Brief: Repeat, exactly and completely, the entries shown underneath.

--*--

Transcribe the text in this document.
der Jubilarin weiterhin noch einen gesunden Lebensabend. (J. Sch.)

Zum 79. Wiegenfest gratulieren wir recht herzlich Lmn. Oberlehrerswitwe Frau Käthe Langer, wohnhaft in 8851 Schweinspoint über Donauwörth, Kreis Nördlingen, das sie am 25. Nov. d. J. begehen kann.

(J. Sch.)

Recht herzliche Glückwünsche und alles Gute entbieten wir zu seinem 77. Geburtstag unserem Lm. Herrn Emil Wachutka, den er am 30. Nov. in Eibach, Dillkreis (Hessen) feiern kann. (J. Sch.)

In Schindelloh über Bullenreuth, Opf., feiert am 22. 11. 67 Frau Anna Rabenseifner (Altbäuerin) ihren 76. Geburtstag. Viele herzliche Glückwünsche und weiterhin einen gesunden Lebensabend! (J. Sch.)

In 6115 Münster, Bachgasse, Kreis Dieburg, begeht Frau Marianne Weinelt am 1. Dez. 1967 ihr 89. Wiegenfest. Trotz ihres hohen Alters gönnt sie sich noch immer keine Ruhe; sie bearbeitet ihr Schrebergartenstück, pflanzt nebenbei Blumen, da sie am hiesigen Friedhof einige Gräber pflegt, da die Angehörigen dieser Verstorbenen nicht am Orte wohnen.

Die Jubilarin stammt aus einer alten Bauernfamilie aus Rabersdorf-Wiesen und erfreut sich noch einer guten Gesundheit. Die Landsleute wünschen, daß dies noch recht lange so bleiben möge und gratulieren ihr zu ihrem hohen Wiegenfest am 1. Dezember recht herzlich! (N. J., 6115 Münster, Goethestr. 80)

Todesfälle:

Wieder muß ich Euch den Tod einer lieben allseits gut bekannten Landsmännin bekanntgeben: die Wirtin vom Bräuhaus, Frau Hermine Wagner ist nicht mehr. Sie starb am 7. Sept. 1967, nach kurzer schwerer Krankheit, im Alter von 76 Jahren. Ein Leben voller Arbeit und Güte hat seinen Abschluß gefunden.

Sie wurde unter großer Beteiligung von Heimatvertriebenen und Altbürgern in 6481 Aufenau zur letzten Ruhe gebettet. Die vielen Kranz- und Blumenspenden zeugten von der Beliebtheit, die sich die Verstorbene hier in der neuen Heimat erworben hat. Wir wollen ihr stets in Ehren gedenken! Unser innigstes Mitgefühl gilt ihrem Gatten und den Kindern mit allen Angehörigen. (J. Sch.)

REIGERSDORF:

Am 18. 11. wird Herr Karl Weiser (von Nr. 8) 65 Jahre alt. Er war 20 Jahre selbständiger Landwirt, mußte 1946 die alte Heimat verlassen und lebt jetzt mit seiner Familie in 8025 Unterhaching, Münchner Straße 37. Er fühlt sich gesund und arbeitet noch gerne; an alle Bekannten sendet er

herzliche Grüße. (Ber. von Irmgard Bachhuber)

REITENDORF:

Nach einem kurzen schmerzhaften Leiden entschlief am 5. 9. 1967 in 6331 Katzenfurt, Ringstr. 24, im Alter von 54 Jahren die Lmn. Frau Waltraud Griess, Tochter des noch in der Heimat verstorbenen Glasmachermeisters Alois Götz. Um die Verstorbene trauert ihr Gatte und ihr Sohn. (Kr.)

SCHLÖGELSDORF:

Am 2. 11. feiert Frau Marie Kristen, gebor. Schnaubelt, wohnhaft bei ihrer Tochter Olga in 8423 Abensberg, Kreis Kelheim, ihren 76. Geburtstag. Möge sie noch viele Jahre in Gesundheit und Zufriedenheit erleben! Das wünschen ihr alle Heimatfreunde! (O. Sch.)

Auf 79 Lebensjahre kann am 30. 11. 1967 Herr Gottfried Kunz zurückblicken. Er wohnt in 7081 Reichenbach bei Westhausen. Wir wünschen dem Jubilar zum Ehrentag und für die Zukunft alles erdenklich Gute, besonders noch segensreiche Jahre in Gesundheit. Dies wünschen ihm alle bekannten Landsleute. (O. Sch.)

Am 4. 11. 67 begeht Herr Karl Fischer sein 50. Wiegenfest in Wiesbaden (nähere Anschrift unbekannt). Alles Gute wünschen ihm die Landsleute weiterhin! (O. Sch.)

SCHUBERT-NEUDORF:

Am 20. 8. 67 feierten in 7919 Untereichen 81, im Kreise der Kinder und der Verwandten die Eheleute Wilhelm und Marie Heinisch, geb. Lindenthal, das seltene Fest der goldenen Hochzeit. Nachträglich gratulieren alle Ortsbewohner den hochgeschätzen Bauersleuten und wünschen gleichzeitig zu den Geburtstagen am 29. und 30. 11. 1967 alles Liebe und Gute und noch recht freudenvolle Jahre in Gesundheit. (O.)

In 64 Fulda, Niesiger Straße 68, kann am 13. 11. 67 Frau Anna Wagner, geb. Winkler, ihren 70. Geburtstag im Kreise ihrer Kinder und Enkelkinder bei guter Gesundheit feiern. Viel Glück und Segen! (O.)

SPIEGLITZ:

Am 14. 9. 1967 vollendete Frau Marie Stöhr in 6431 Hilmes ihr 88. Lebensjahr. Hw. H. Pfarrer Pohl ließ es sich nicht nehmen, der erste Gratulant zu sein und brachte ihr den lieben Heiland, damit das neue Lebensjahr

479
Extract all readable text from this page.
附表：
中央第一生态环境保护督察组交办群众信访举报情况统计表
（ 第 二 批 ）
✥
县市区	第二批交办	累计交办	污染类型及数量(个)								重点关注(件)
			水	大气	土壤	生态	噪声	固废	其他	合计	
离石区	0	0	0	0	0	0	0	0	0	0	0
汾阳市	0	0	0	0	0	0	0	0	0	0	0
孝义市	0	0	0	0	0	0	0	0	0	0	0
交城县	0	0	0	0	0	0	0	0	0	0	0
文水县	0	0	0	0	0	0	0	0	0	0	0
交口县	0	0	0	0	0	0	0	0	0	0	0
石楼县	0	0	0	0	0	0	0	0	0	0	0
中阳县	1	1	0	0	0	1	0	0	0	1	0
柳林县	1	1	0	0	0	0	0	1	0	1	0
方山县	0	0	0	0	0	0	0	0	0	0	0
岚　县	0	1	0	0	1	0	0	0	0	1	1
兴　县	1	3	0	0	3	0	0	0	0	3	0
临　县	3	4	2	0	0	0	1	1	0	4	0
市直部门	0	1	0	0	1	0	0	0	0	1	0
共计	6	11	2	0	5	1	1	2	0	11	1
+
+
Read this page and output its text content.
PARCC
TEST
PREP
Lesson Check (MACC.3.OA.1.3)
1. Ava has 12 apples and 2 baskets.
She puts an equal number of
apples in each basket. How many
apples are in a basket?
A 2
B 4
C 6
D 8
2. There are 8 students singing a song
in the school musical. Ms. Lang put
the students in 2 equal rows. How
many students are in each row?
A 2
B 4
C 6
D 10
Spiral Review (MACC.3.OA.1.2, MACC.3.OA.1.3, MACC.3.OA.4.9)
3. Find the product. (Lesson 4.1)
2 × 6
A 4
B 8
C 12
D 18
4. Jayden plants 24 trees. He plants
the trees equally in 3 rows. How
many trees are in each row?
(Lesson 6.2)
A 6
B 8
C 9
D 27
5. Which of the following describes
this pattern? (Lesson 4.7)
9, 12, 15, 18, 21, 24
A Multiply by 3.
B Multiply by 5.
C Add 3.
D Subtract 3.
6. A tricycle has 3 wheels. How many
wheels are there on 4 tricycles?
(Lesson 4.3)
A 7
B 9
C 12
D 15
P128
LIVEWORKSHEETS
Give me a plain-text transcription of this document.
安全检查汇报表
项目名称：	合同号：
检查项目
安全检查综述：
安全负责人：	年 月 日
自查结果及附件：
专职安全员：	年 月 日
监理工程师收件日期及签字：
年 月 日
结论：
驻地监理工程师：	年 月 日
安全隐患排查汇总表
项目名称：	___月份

--*--

Solution to the exercise:
Transcribe the text in this document.
der Jubilarin weiterhin noch einen gesunden Lebensabend. (J. Sch.)

Zum 79. Wiegenfest gratulieren wir recht herzlich Lmn. Oberlehrerswitwe Frau Käthe Langer, wohnhaft in 8851 Schweinspoint über Donauwörth, Kreis Nördlingen, das sie am 25. Nov. d. J. begehen kann.

(J. Sch.)

Recht herzliche Glückwünsche und alles Gute entbieten wir zu seinem 77. Geburtstag unserem Lm. Herrn Emil Wachutka, den er am 30. Nov. in Eibach, Dillkreis (Hessen) feiern kann. (J. Sch.)

In Schindelloh über Bullenreuth, Opf., feiert am 22. 11. 67 Frau Anna Rabenseifner (Altbäuerin) ihren 76. Geburtstag. Viele herzliche Glückwünsche und weiterhin einen gesunden Lebensabend! (J. Sch.)

In 6115 Münster, Bachgasse, Kreis Dieburg, begeht Frau Marianne Weinelt am 1. Dez. 1967 ihr 89. Wiegenfest. Trotz ihres hohen Alters gönnt sie sich noch immer keine Ruhe; sie bearbeitet ihr Schrebergartenstück, pflanzt nebenbei Blumen, da sie am hiesigen Friedhof einige Gräber pflegt, da die Angehörigen dieser Verstorbenen nicht am Orte wohnen.

Die Jubilarin stammt aus einer alten Bauernfamilie aus Rabersdorf-Wiesen und erfreut sich noch einer guten Gesundheit. Die Landsleute wünschen, daß dies noch recht lange so bleiben möge und gratulieren ihr zu ihrem hohen Wiegenfest am 1. Dezember recht herzlich! (N. J., 6115 Münster, Goethestr. 80)

Todesfälle:

Wieder muß ich Euch den Tod einer lieben allseits gut bekannten Landsmännin bekanntgeben: die Wirtin vom Bräuhaus, Frau Hermine Wagner ist nicht mehr. Sie starb am 7. Sept. 1967, nach kurzer schwerer Krankheit, im Alter von 76 Jahren. Ein Leben voller Arbeit und Güte hat seinen Abschluß gefunden.

Sie wurde unter großer Beteiligung von Heimatvertriebenen und Altbürgern in 6481 Aufenau zur letzten Ruhe gebettet. Die vielen Kranz- und Blumenspenden zeugten von der Beliebtheit, die sich die Verstorbene hier in der neuen Heimat erworben hat. Wir wollen ihr stets in Ehren gedenken! Unser innigstes Mitgefühl gilt ihrem Gatten und den Kindern mit allen Angehörigen. (J. Sch.)

REIGERSDORF:

Am 18. 11. wird Herr Karl Weiser (von Nr. 8) 65 Jahre alt. Er war 20 Jahre selbständiger Landwirt, mußte 1946 die alte Heimat verlassen und lebt jetzt mit seiner Familie in 8025 Unterhaching, Münchner Straße 37. Er fühlt sich gesund und arbeitet noch gerne; an alle Bekannten sendet er

herzliche Grüße. (Ber. von Irmgard Bachhuber)

REITENDORF:

Nach einem kurzen schmerzhaften Leiden entschlief am 5. 9. 1967 in 6331 Katzenfurt, Ringstr. 24, im Alter von 54 Jahren die Lmn. Frau Waltraud Griess, Tochter des noch in der Heimat verstorbenen Glasmachermeisters Alois Götz. Um die Verstorbene trauert ihr Gatte und ihr Sohn. (Kr.)

SCHLÖGELSDORF:

Am 2. 11. feiert Frau Marie Kristen, gebor. Schnaubelt, wohnhaft bei ihrer Tochter Olga in 8423 Abensberg, Kreis Kelheim, ihren 76. Geburtstag. Möge sie noch viele Jahre in Gesundheit und Zufriedenheit erleben! Das wünschen ihr alle Heimatfreunde! (O. Sch.)

Auf 79 Lebensjahre kann am 30. 11. 1967 Herr Gottfried Kunz zurückblicken. Er wohnt in 7081 Reichenbach bei Westhausen. Wir wünschen dem Jubilar zum Ehrentag und für die Zukunft alles erdenklich Gute, besonders noch segensreiche Jahre in Gesundheit. Dies wünschen ihm alle bekannten Landsleute. (O. Sch.)

Am 4. 11. 67 begeht Herr Karl Fischer sein 50. Wiegenfest in Wiesbaden (nähere Anschrift unbekannt). Alles Gute wünschen ihm die Landsleute weiterhin! (O. Sch.)

SCHUBERT-NEUDORF:

Am 20. 8. 67 feierten in 7919 Untereichen 81, im Kreise der Kinder und der Verwandten die Eheleute Wilhelm und Marie Heinisch, geb. Lindenthal, das seltene Fest der goldenen Hochzeit. Nachträglich gratulieren alle Ortsbewohner den hochgeschätzen Bauersleuten und wünschen gleichzeitig zu den Geburtstagen am 29. und 30. 11. 1967 alles Liebe und Gute und noch recht freudenvolle Jahre in Gesundheit. (O.)

In 64 Fulda, Niesiger Straße 68, kann am 13. 11. 67 Frau Anna Wagner, geb. Winkler, ihren 70. Geburtstag im Kreise ihrer Kinder und Enkelkinder bei guter Gesundheit feiern. Viel Glück und Segen! (O.)

SPIEGLITZ:

Am 14. 9. 1967 vollendete Frau Marie Stöhr in 6431 Hilmes ihr 88. Lebensjahr. Hw. H. Pfarrer Pohl ließ es sich nicht nehmen, der erste Gratulant zu sein und brachte ihr den lieben Heiland, damit das neue Lebensjahr

479
Extract all readable text from this page.
附表：
中央第一生态环境保护督察组交办群众信访举报情况统计表
（ 第 二 批 ）
✥
县市区	第二批交办	累计交办	污染类型及数量(个)								重点关注(件)
			水	大气	土壤	生态	噪声	固废	其他	合计	
离石区	0	0	0	0	0	0	0	0	0	0	0
汾阳市	0	0	0	0	0	0	0	0	0	0	0
孝义市	0	0	0	0	0	0	0	0	0	0	0
交城县	0	0	0	0	0	0	0	0	0	0	0
文水县	0	0	0	0	0	0	0	0	0	0	0
交口县	0	0	0	0	0	0	0	0	0	0	0
石楼县	0	0	0	0	0	0	0	0	0	0	0
中阳县	1	1	0	0	0	1	0	0	0	1	0
柳林县	1	1	0	0	0	0	0	1	0	1	0
方山县	0	0	0	0	0	0	0	0	0	0	0
岚　县	0	1	0	0	1	0	0	0	0	1	1
兴　县	1	3	0	0	3	0	0	0	0	3	0
临　县	3	4	2	0	0	0	1	1	0	4	0
市直部门	0	1	0	0	1	0	0	0	0	1	0
共计	6	11	2	0	5	1	1	2	0	11	1
+
+
Read this page and output its text content.
PARCC
TEST
PREP
Lesson Check (MACC.3.OA.1.3)
1. Ava has 12 apples and 2 baskets.
She puts an equal number of
apples in each basket. How many
apples are in a basket?
A 2
B 4
C 6
D 8
2. There are 8 students singing a song
in the school musical. Ms. Lang put
the students in 2 equal rows. How
many students are in each row?
A 2
B 4
C 6
D 10
Spiral Review (MACC.3.OA.1.2, MACC.3.OA.1.3, MACC.3.OA.4.9)
3. Find the product. (Lesson 4.1)
2 × 6
A 4
B 8
C 12
D 18
4. Jayden plants 24 trees. He plants
the trees equally in 3 rows. How
many trees are in each row?
(Lesson 6.2)
A 6
B 8
C 9
D 27
5. Which of the following describes
this pattern? (Lesson 4.7)
9, 12, 15, 18, 21, 24
A Multiply by 3.
B Multiply by 5.
C Add 3.
D Subtract 3.
6. A tricycle has 3 wheels. How many
wheels are there on 4 tricycles?
(Lesson 4.3)
A 7
B 9
C 12
D 15
P128
LIVEWORKSHEETS
Give me a plain-text transcription of this document.
安全检查汇报表
项目名称：	合同号：
检查项目
安全检查综述：
安全负责人：	年 月 日
自查结果及附件：
专职安全员：	年 月 日
监理工程师收件日期及签字：
年 月 日
结论：
驻地监理工程师：	年 月 日
安全隐患排查汇总表
项目名称：	___月份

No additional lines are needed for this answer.